Records that describe figures:

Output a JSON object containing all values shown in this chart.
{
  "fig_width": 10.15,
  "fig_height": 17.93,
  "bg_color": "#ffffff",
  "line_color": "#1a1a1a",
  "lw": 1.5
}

▶ _EXERCISE OBJECTIVE_: Please set down each line of the records exactly as given.

▶ _WRITTEN RESPONSE_:
Output a JSON object containing all values shown in this chart.
{
  "fig_width": 10.15,
  "fig_height": 17.93,
  "bg_color": "#ffffff",
  "line_color": "#1a1a1a",
  "lw": 1.5
}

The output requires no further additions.